Directions for this task
From the entries below, copy every line where the string "location" appears.

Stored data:
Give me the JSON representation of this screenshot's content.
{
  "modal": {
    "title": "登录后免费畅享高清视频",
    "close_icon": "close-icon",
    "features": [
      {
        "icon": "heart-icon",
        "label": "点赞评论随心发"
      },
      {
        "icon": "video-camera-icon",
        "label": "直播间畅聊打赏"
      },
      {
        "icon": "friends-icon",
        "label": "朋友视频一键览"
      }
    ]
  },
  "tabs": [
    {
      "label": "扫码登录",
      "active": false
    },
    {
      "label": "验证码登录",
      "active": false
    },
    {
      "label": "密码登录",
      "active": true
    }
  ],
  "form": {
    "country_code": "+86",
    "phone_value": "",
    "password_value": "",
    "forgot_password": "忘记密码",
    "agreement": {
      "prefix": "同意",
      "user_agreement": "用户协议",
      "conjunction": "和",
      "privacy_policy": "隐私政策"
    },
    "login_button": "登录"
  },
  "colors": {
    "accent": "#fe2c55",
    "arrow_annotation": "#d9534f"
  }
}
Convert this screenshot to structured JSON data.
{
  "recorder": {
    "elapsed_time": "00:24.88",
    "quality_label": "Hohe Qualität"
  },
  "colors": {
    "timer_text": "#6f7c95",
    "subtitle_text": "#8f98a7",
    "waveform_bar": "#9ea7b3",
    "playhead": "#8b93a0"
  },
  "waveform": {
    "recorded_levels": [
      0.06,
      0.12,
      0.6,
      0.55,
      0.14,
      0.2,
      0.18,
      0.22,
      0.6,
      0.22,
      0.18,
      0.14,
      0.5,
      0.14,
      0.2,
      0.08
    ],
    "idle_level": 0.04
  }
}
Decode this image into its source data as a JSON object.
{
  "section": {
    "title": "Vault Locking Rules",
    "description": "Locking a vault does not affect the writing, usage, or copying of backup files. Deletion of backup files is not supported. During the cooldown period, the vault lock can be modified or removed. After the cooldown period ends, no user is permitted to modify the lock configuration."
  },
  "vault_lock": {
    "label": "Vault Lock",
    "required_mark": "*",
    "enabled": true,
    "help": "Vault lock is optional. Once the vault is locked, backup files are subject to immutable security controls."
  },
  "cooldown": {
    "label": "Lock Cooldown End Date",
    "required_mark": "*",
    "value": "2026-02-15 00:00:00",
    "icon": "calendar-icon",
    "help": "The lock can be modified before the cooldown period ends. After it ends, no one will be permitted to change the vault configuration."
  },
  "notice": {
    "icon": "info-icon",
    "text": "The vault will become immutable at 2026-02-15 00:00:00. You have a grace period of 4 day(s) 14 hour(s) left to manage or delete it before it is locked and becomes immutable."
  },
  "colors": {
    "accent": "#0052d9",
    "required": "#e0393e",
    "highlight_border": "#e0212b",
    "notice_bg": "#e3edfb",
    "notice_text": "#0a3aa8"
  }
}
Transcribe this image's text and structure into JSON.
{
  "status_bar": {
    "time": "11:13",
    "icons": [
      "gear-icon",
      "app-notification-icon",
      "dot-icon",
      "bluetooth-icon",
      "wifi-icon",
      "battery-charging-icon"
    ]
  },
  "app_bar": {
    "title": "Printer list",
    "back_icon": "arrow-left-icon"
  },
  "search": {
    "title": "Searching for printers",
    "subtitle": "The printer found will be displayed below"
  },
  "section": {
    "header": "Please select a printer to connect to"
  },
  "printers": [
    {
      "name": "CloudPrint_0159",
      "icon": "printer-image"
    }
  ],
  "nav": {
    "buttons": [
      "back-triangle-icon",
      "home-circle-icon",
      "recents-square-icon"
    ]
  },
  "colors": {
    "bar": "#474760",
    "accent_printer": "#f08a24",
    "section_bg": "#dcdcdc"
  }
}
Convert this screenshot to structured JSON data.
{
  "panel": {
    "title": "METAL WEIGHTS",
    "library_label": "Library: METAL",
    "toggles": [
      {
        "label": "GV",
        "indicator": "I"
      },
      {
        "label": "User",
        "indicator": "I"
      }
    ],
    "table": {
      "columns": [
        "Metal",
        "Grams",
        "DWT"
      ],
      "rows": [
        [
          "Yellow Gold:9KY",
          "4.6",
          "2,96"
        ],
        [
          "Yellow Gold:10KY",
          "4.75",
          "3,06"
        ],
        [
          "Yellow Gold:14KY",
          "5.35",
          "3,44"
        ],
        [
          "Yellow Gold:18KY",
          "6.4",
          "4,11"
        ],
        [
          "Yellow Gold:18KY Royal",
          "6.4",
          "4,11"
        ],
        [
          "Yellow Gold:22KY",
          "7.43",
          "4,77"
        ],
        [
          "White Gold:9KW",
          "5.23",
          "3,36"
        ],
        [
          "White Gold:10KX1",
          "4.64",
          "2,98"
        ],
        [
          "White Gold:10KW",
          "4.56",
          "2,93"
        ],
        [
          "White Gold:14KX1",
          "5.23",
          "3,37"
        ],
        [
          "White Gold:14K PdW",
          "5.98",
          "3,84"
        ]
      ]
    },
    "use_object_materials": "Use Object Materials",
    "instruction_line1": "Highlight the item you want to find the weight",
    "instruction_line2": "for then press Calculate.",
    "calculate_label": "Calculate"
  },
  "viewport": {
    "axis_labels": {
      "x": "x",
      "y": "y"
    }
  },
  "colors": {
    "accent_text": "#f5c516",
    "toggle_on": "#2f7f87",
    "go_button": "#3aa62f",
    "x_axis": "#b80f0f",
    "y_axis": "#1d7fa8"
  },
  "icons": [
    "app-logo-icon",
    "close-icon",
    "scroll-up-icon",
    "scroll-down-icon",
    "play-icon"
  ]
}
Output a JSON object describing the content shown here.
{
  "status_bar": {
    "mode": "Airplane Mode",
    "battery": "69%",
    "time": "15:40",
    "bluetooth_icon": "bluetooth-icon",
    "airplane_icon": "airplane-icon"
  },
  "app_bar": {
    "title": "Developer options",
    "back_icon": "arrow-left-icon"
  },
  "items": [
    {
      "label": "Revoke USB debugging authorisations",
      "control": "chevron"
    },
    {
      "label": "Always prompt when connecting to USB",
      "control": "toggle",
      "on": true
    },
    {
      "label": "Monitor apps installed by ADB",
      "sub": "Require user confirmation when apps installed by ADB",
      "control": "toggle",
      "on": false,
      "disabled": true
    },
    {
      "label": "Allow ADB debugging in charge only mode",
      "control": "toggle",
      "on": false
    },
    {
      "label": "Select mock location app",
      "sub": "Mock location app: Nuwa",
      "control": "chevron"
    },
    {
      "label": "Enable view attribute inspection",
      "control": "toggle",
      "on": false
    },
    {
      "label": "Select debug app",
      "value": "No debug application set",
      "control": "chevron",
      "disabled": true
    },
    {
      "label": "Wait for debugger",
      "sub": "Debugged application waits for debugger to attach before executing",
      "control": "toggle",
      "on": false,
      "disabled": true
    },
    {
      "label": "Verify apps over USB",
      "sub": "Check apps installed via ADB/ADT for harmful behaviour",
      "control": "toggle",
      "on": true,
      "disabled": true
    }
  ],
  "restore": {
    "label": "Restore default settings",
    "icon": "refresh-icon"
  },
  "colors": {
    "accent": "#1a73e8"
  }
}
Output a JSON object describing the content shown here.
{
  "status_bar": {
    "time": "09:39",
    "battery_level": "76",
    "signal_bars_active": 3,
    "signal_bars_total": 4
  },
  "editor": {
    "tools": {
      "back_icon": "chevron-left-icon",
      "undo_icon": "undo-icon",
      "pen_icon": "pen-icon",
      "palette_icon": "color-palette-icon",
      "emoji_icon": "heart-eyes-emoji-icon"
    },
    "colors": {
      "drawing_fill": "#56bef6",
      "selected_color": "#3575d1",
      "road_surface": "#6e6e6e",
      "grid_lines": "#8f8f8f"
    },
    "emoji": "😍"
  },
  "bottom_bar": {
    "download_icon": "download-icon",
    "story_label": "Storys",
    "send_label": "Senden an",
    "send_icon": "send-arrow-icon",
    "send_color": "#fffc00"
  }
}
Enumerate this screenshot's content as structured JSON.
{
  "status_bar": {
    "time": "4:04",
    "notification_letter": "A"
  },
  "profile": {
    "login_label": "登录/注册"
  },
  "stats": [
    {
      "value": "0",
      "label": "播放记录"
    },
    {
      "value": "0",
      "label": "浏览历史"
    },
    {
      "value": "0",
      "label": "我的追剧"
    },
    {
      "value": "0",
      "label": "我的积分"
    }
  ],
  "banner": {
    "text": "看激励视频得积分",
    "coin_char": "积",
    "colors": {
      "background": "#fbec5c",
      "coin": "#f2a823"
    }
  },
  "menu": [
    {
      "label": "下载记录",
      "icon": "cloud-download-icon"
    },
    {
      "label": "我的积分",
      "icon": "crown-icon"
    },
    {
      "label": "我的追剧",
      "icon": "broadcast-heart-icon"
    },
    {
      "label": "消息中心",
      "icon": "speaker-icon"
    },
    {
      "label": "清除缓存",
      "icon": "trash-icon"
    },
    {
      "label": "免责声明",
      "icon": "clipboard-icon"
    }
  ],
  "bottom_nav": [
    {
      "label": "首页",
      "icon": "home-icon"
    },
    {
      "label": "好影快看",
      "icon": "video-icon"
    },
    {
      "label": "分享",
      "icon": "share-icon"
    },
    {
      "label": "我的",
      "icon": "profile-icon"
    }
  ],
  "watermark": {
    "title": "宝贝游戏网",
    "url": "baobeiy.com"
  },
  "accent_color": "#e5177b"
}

Right answer
      "label": "Select mock location app",
      "sub": "Mock location app: Nuwa",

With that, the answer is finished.